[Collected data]
--------------------------------

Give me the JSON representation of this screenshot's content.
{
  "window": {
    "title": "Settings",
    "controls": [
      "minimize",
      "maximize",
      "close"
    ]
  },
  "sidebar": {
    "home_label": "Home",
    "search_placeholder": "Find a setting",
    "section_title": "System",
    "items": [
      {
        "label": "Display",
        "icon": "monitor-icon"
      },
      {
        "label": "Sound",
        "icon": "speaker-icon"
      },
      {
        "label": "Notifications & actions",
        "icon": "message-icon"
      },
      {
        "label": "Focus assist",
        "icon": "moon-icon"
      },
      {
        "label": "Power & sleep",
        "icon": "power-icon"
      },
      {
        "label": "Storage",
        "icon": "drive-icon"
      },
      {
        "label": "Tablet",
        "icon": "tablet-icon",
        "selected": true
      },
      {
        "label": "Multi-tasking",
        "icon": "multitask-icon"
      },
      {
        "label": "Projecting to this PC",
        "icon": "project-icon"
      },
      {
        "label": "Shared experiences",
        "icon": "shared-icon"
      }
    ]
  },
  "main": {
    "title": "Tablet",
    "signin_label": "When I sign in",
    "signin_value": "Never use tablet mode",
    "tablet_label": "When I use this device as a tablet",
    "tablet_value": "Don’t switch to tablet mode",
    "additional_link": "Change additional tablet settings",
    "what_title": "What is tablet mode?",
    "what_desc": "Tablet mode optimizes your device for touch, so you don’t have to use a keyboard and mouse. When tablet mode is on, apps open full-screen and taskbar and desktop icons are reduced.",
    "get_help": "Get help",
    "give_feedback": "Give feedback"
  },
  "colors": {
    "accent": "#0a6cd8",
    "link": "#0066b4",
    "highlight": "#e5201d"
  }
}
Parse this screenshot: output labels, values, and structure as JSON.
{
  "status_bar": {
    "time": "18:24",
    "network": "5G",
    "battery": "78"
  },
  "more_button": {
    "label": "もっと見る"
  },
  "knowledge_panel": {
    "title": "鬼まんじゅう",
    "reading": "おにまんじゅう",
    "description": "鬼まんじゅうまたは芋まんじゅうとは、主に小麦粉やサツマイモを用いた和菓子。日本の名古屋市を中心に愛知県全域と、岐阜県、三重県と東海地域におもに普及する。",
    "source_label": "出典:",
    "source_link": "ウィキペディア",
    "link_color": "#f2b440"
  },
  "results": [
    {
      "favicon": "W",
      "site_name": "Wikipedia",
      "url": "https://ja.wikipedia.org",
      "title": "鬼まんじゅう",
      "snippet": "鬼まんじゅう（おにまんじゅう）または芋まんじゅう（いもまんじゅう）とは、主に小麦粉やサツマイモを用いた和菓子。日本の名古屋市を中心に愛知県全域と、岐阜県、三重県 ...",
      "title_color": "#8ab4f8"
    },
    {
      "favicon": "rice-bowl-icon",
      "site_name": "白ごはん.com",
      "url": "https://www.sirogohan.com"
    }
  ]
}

--------------------------------

**Task goal**
Return the entries above exactly as they appear.

**Answer to this exercise**
Give me the JSON representation of this screenshot's content.
{
  "window": {
    "title": "Settings",
    "controls": [
      "minimize",
      "maximize",
      "close"
    ]
  },
  "sidebar": {
    "home_label": "Home",
    "search_placeholder": "Find a setting",
    "section_title": "System",
    "items": [
      {
        "label": "Display",
        "icon": "monitor-icon"
      },
      {
        "label": "Sound",
        "icon": "speaker-icon"
      },
      {
        "label": "Notifications & actions",
        "icon": "message-icon"
      },
      {
        "label": "Focus assist",
        "icon": "moon-icon"
      },
      {
        "label": "Power & sleep",
        "icon": "power-icon"
      },
      {
        "label": "Storage",
        "icon": "drive-icon"
      },
      {
        "label": "Tablet",
        "icon": "tablet-icon",
        "selected": true
      },
      {
        "label": "Multi-tasking",
        "icon": "multitask-icon"
      },
      {
        "label": "Projecting to this PC",
        "icon": "project-icon"
      },
      {
        "label": "Shared experiences",
        "icon": "shared-icon"
      }
    ]
  },
  "main": {
    "title": "Tablet",
    "signin_label": "When I sign in",
    "signin_value": "Never use tablet mode",
    "tablet_label": "When I use this device as a tablet",
    "tablet_value": "Don’t switch to tablet mode",
    "additional_link": "Change additional tablet settings",
    "what_title": "What is tablet mode?",
    "what_desc": "Tablet mode optimizes your device for touch, so you don’t have to use a keyboard and mouse. When tablet mode is on, apps open full-screen and taskbar and desktop icons are reduced.",
    "get_help": "Get help",
    "give_feedback": "Give feedback"
  },
  "colors": {
    "accent": "#0a6cd8",
    "link": "#0066b4",
    "highlight": "#e5201d"
  }
}
Parse this screenshot: output labels, values, and structure as JSON.
{
  "status_bar": {
    "time": "18:24",
    "network": "5G",
    "battery": "78"
  },
  "more_button": {
    "label": "もっと見る"
  },
  "knowledge_panel": {
    "title": "鬼まんじゅう",
    "reading": "おにまんじゅう",
    "description": "鬼まんじゅうまたは芋まんじゅうとは、主に小麦粉やサツマイモを用いた和菓子。日本の名古屋市を中心に愛知県全域と、岐阜県、三重県と東海地域におもに普及する。",
    "source_label": "出典:",
    "source_link": "ウィキペディア",
    "link_color": "#f2b440"
  },
  "results": [
    {
      "favicon": "W",
      "site_name": "Wikipedia",
      "url": "https://ja.wikipedia.org",
      "title": "鬼まんじゅう",
      "snippet": "鬼まんじゅう（おにまんじゅう）または芋まんじゅう（いもまんじゅう）とは、主に小麦粉やサツマイモを用いた和菓子。日本の名古屋市を中心に愛知県全域と、岐阜県、三重県 ...",
      "title_color": "#8ab4f8"
    },
    {
      "favicon": "rice-bowl-icon",
      "site_name": "白ごはん.com",
      "url": "https://www.sirogohan.com"
    }
  ]
}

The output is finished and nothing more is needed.